Start of Supplied material
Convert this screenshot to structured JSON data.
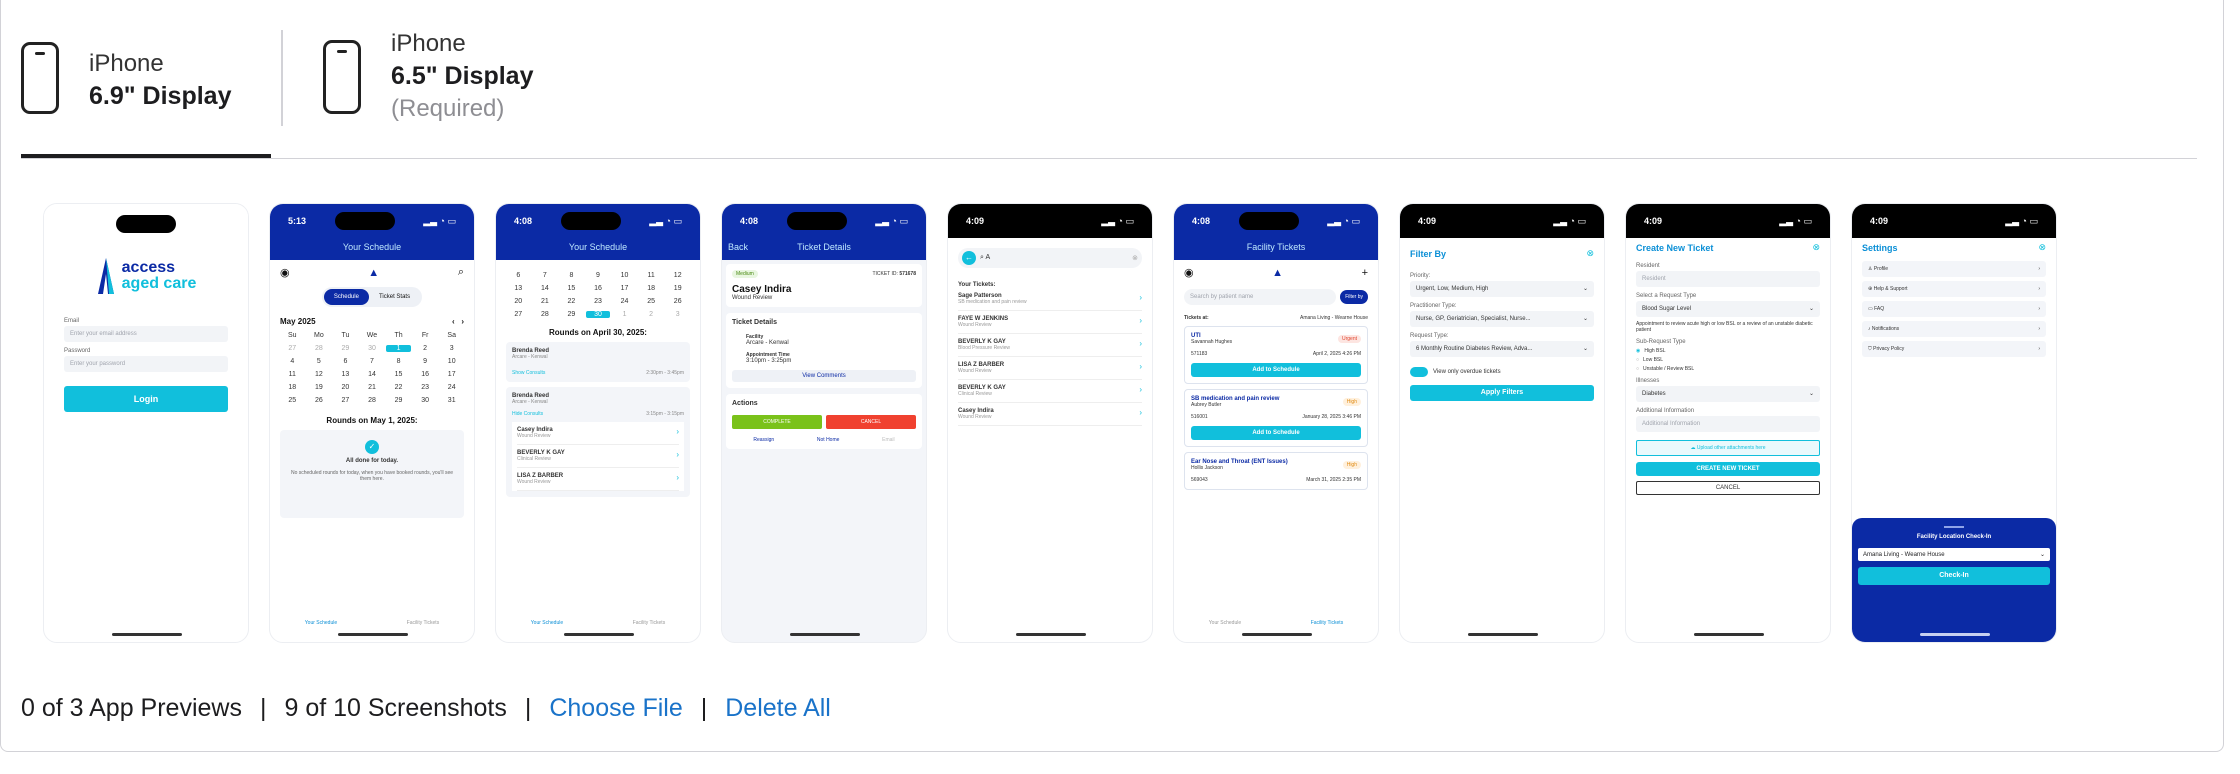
{
  "tabs": [
    {
      "line1": "iPhone",
      "line2": "6.9\" Display",
      "line3": ""
    },
    {
      "line1": "iPhone",
      "line2": "6.5\" Display",
      "line3": "(Required)"
    }
  ],
  "footer": {
    "previews": "0 of 3 App Previews",
    "screenshots": "9 of 10 Screenshots",
    "choose": "Choose File",
    "delete": "Delete All"
  },
  "s1": {
    "brand1": "access",
    "brand2": "aged care",
    "email": "Email",
    "email_ph": "Enter your email address",
    "password": "Password",
    "password_ph": "Enter your password",
    "login": "Login"
  },
  "s2": {
    "time": "5:13",
    "header": "Your Schedule",
    "tab_a": "Schedule",
    "tab_b": "Ticket Stats",
    "month": "May 2025",
    "days": [
      "Su",
      "Mo",
      "Tu",
      "We",
      "Th",
      "Fr",
      "Sa"
    ],
    "dates": [
      "27",
      "28",
      "29",
      "30",
      "1",
      "2",
      "3",
      "4",
      "5",
      "6",
      "7",
      "8",
      "9",
      "10",
      "11",
      "12",
      "13",
      "14",
      "15",
      "16",
      "17",
      "18",
      "19",
      "20",
      "21",
      "22",
      "23",
      "24",
      "25",
      "26",
      "27",
      "28",
      "29",
      "30",
      "31"
    ],
    "rounds": "Rounds on May 1, 2025:",
    "done": "All done for today.",
    "done_sub": "No scheduled rounds for today, when you have booked rounds, you'll see them here.",
    "nav_a": "Your Schedule",
    "nav_b": "Facility Tickets"
  },
  "s3": {
    "time": "4:08",
    "header": "Your Schedule",
    "dates": [
      "6",
      "7",
      "8",
      "9",
      "10",
      "11",
      "12",
      "13",
      "14",
      "15",
      "16",
      "17",
      "18",
      "19",
      "20",
      "21",
      "22",
      "23",
      "24",
      "25",
      "26",
      "27",
      "28",
      "29",
      "30",
      "1",
      "2",
      "3"
    ],
    "rounds": "Rounds on April 30, 2025:",
    "name1": "Brenda Reed",
    "place1": "Arcare - Kenwal",
    "show": "Show Consults",
    "time1": "2:30pm - 3:45pm",
    "name2": "Brenda Reed",
    "place2": "Arcare - Kenwal",
    "hide": "Hide Consults",
    "time2": "3:15pm - 3:15pm",
    "consults": [
      {
        "n": "Casey Indira",
        "r": "Wound Review"
      },
      {
        "n": "BEVERLY K GAY",
        "r": "Clinical Review"
      },
      {
        "n": "LISA Z BARBER",
        "r": "Wound Review"
      }
    ],
    "nav_a": "Your Schedule",
    "nav_b": "Facility Tickets"
  },
  "s4": {
    "time": "4:08",
    "back": "Back",
    "header": "Ticket Details",
    "priority": "Medium",
    "ticket_label": "TICKET ID:",
    "ticket_id": "571678",
    "name": "Casey Indira",
    "reason": "Wound Review",
    "section": "Ticket Details",
    "facility_l": "Facility",
    "facility": "Arcare - Kenwal",
    "appt_l": "Appointment Time",
    "appt": "3:10pm - 3:25pm",
    "comments": "View Comments",
    "actions": "Actions",
    "complete": "COMPLETE",
    "cancel": "CANCEL",
    "a1": "Reassign",
    "a2": "Not Home",
    "a3": "Email"
  },
  "s5": {
    "time": "4:09",
    "search": "A",
    "yours": "Your Tickets:",
    "tickets": [
      {
        "n": "Sage Patterson",
        "r": "SB medication and pain review"
      },
      {
        "n": "FAYE W JENKINS",
        "r": "Wound Review"
      },
      {
        "n": "BEVERLY K GAY",
        "r": "Blood Pressure Review"
      },
      {
        "n": "LISA Z BARBER",
        "r": "Wound Review"
      },
      {
        "n": "BEVERLY K GAY",
        "r": "Clinical Review"
      },
      {
        "n": "Casey Indira",
        "r": "Wound Review"
      }
    ]
  },
  "s6": {
    "time": "4:08",
    "header": "Facility Tickets",
    "search_ph": "Search by patient name",
    "filter": "Filter by",
    "at": "Tickets at:",
    "facility": "Amana Living - Wearne House",
    "cards": [
      {
        "t": "UTI",
        "p": "Savannah Hughes",
        "badge": "Urgent",
        "id": "571183",
        "date": "April 2, 2025 4:26 PM",
        "btn": "Add to Schedule"
      },
      {
        "t": "SB medication and pain review",
        "p": "Aubrey Butler",
        "badge": "High",
        "id": "516001",
        "date": "January 28, 2025 3:46 PM",
        "btn": "Add to Schedule"
      },
      {
        "t": "Ear Nose and Throat (ENT Issues)",
        "p": "Hollis Jackson",
        "badge": "High",
        "id": "569043",
        "date": "March 31, 2025 2:35 PM",
        "btn": ""
      }
    ],
    "nav_a": "Your Schedule",
    "nav_b": "Facility Tickets"
  },
  "s7": {
    "time": "4:09",
    "title": "Filter By",
    "priority_l": "Priority:",
    "priority": "Urgent, Low, Medium, High",
    "ptype_l": "Practitioner Type:",
    "ptype": "Nurse, GP, Geriatrician, Specialist, Nurse...",
    "rtype_l": "Request Type:",
    "rtype": "6 Monthly Routine Diabetes Review, Adva...",
    "overdue": "View only overdue tickets",
    "apply": "Apply Filters"
  },
  "s8": {
    "time": "4:09",
    "title": "Create New Ticket",
    "resident_l": "Resident",
    "resident_ph": "Resident",
    "req_l": "Select a Request Type",
    "req": "Blood Sugar Level",
    "desc": "Appointment to review acute high or low BSL or a review of an unstable diabetic patient",
    "sub_l": "Sub-Request Type",
    "opts": [
      "High BSL",
      "Low BSL",
      "Unstable / Review BSL"
    ],
    "illness_l": "Illnesses",
    "illness": "Diabetes",
    "info_l": "Additional Information",
    "info_ph": "Additional Information",
    "upload": "Upload other attachments here",
    "create": "CREATE NEW TICKET",
    "cancel": "CANCEL"
  },
  "s9": {
    "time": "4:09",
    "title": "Settings",
    "items": [
      "Profile",
      "Help & Support",
      "FAQ",
      "Notifications",
      "Privacy Policy"
    ],
    "checkin_title": "Facility Location Check-In",
    "checkin_value": "Amana Living - Wearne House",
    "checkin_btn": "Check-In"
  },
  "colors": {
    "brand_blue": "#0b2aa5",
    "cyan": "#11bfdc",
    "link": "#1a73c9",
    "green": "#7ac21a",
    "red": "#f0412f"
  }
}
End of Supplied material
What to do: Pick out, from the lines above, every one that contains the string "Living".

Reply:
    "facility": "Amana Living - Wearne House",
    "checkin_value": "Amana Living - Wearne House",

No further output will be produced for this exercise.